* **Task**: Output each line of the material exactly as it stands.

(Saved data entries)
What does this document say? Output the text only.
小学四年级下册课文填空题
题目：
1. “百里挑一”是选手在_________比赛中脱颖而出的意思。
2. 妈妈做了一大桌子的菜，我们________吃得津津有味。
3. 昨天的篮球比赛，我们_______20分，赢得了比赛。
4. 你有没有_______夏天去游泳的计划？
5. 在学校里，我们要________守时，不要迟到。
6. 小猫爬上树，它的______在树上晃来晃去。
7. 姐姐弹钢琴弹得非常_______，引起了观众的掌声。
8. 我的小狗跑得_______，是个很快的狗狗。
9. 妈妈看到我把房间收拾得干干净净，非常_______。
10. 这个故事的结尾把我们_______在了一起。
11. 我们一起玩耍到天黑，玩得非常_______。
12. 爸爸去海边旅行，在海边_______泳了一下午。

* **Output for this exercise**:
What does this document say? Output the text only.
小学四年级下册课文填空题
题目：
1. “百里挑一”是选手在_________比赛中脱颖而出的意思。
2. 妈妈做了一大桌子的菜，我们________吃得津津有味。
3. 昨天的篮球比赛，我们_______20分，赢得了比赛。
4. 你有没有_______夏天去游泳的计划？
5. 在学校里，我们要________守时，不要迟到。
6. 小猫爬上树，它的______在树上晃来晃去。
7. 姐姐弹钢琴弹得非常_______，引起了观众的掌声。
8. 我的小狗跑得_______，是个很快的狗狗。
9. 妈妈看到我把房间收拾得干干净净，非常_______。
10. 这个故事的结尾把我们_______在了一起。
11. 我们一起玩耍到天黑，玩得非常_______。
12. 爸爸去海边旅行，在海边_______泳了一下午。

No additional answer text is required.